--- Data rows ---

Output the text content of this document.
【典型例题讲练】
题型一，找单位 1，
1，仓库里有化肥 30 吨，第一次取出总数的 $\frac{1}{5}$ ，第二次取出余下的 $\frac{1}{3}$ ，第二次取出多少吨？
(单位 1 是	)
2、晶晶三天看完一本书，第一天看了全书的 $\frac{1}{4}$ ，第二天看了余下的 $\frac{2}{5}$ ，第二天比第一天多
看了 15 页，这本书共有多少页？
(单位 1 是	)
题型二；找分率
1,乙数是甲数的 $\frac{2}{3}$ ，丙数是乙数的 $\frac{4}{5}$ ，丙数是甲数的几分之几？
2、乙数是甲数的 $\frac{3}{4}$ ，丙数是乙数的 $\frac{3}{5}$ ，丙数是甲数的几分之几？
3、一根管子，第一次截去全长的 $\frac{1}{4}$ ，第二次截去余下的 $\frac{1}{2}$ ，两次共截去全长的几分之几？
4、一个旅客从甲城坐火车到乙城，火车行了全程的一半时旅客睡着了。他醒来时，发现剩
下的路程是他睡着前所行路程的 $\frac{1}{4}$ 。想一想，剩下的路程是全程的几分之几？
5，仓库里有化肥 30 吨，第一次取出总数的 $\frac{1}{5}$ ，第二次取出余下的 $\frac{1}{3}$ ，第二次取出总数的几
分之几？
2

---

Direction:
Check every line of the material for the string "丙数是甲数的几分之几" and give the number of lines that have it, without anything else.

Reply to the exercise:
2